--- Begin Data excerpts ---
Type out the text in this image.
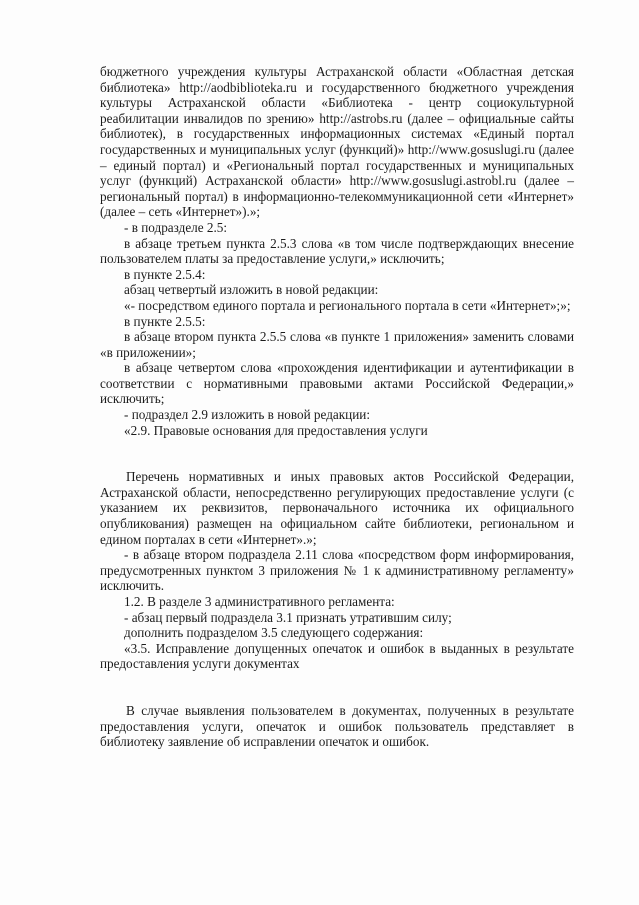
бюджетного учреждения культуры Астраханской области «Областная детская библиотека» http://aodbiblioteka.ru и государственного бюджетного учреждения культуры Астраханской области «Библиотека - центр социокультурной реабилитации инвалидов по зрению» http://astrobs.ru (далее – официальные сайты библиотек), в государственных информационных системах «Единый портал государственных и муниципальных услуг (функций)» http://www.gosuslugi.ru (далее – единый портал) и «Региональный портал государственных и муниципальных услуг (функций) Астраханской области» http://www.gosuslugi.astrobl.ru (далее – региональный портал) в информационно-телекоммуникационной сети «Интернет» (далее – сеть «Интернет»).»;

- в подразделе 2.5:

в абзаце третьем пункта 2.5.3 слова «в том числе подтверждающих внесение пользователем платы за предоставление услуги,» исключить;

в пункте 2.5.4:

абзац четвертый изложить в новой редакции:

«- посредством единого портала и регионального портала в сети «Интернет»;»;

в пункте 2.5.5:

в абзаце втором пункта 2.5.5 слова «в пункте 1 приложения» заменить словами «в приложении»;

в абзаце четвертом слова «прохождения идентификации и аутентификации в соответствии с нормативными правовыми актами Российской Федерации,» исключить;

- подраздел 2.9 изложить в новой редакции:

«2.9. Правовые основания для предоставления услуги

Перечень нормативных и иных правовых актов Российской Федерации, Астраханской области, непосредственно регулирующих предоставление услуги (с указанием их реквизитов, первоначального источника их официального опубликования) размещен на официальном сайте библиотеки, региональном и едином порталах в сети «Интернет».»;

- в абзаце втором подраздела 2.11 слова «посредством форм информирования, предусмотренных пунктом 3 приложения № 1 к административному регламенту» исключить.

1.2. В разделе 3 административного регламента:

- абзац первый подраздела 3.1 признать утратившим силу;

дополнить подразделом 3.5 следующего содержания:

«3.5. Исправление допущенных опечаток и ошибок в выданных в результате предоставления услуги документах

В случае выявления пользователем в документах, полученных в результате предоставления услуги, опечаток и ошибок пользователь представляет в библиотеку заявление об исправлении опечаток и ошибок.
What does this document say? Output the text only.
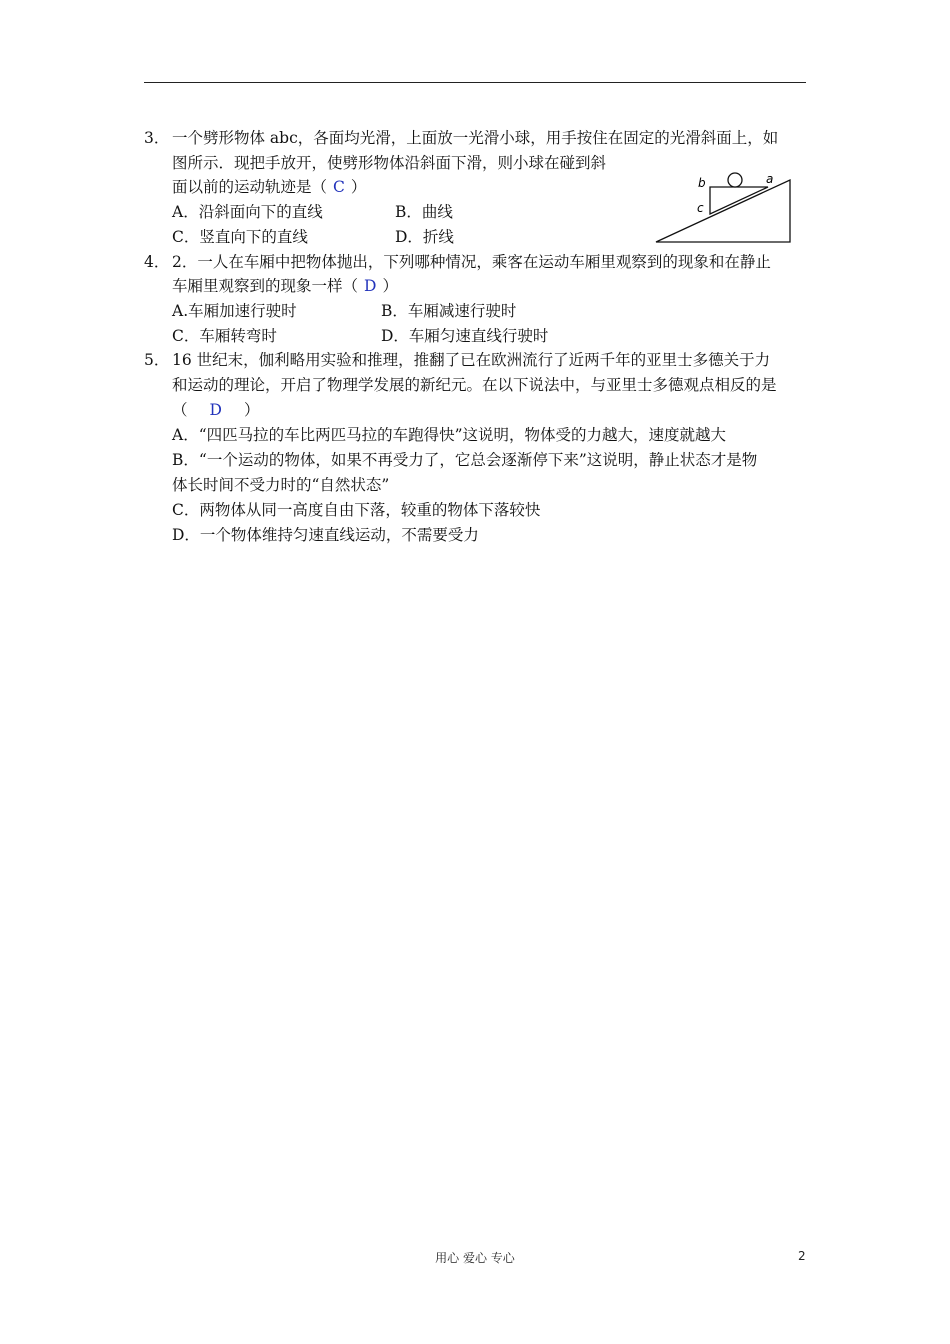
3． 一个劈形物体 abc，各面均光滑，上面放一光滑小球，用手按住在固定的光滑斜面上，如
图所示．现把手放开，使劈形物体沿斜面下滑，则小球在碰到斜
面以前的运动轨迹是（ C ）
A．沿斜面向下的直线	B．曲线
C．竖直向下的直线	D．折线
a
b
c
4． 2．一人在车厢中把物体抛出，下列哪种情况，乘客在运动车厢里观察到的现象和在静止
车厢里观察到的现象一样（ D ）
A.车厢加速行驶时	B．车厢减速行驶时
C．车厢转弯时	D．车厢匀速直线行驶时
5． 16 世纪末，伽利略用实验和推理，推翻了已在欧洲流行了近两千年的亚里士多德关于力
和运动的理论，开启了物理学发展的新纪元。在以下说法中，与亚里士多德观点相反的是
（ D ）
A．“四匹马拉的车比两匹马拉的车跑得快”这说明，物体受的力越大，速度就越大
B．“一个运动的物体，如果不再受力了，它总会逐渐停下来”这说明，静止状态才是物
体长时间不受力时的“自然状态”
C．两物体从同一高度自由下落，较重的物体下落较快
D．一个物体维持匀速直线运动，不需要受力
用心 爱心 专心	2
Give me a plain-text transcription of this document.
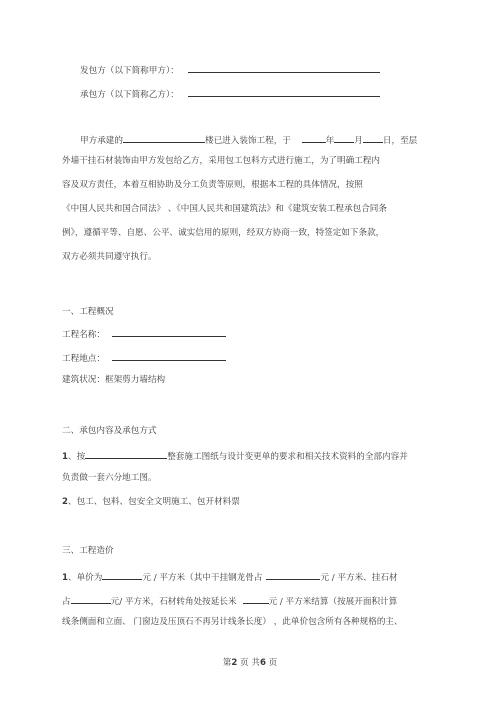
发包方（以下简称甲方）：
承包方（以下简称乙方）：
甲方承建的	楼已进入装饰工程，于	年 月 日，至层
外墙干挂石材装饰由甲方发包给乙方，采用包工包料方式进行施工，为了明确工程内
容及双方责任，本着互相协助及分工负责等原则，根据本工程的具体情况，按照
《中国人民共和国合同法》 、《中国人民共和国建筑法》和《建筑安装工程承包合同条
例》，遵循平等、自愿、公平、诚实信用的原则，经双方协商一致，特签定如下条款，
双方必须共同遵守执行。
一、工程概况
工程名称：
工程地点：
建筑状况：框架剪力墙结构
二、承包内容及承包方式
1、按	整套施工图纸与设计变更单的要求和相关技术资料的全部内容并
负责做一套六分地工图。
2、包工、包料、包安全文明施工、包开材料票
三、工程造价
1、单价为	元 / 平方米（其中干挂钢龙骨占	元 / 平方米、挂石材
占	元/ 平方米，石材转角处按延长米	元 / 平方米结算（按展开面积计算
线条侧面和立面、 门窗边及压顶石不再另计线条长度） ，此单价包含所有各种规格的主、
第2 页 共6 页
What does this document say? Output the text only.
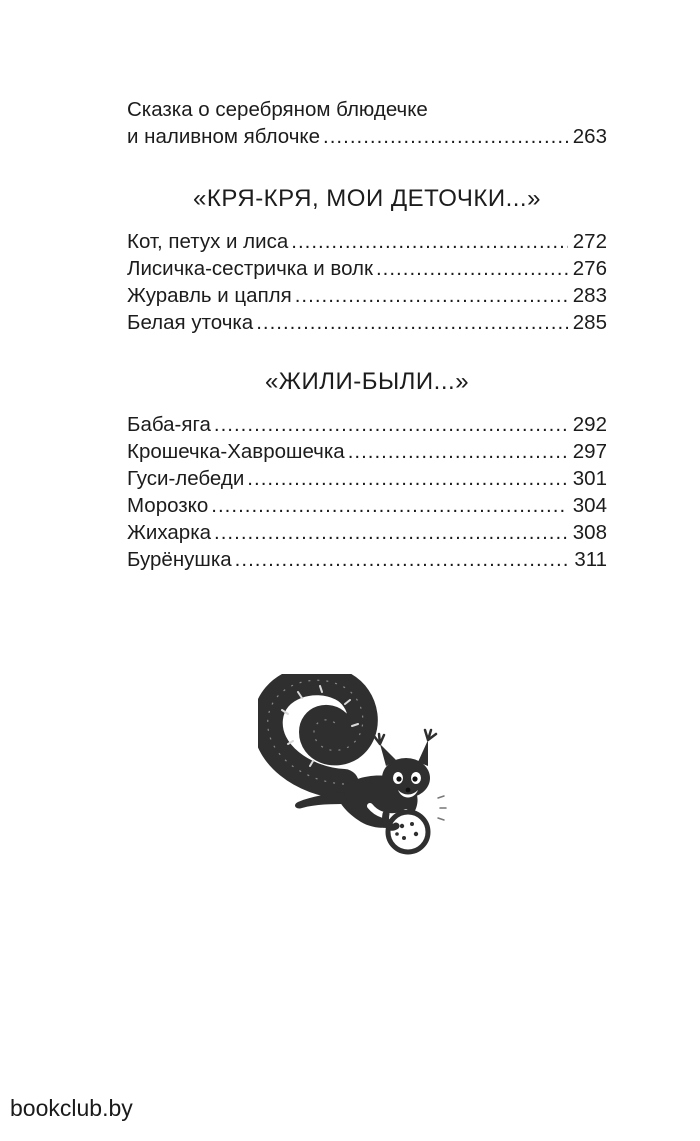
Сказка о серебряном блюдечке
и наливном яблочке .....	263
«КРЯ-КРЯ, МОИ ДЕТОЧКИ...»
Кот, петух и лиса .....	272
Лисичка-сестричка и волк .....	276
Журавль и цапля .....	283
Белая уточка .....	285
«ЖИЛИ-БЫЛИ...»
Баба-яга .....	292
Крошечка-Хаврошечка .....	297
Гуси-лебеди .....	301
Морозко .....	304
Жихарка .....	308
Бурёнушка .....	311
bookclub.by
--- End Data excerpts ---
Work to do: No pictures belong in the copy: reproduce exactly the lines above from the one that contains "Give me a plain-text" through the last line of the entries.

Output for this task:
Give me a plain-text transcription of this document.
发包方（以下简称甲方）：
承包方（以下简称乙方）：
甲方承建的	楼已进入装饰工程，于	年 月 日，至层
外墙干挂石材装饰由甲方发包给乙方，采用包工包料方式进行施工，为了明确工程内
容及双方责任，本着互相协助及分工负责等原则，根据本工程的具体情况，按照
《中国人民共和国合同法》 、《中国人民共和国建筑法》和《建筑安装工程承包合同条
例》，遵循平等、自愿、公平、诚实信用的原则，经双方协商一致，特签定如下条款，
双方必须共同遵守执行。
一、工程概况
工程名称：
工程地点：
建筑状况：框架剪力墙结构
二、承包内容及承包方式
1、按	整套施工图纸与设计变更单的要求和相关技术资料的全部内容并
负责做一套六分地工图。
2、包工、包料、包安全文明施工、包开材料票
三、工程造价
1、单价为	元 / 平方米（其中干挂钢龙骨占	元 / 平方米、挂石材
占	元/ 平方米，石材转角处按延长米	元 / 平方米结算（按展开面积计算
线条侧面和立面、 门窗边及压顶石不再另计线条长度） ，此单价包含所有各种规格的主、
第2 页 共6 页
What does this document say? Output the text only.
Сказка о серебряном блюдечке
и наливном яблочке .....	263
«КРЯ-КРЯ, МОИ ДЕТОЧКИ...»
Кот, петух и лиса .....	272
Лисичка-сестричка и волк .....	276
Журавль и цапля .....	283
Белая уточка .....	285
«ЖИЛИ-БЫЛИ...»
Баба-яга .....	292
Крошечка-Хаврошечка .....	297
Гуси-лебеди .....	301
Морозко .....	304
Жихарка .....	308
Бурёнушка .....	311
bookclub.by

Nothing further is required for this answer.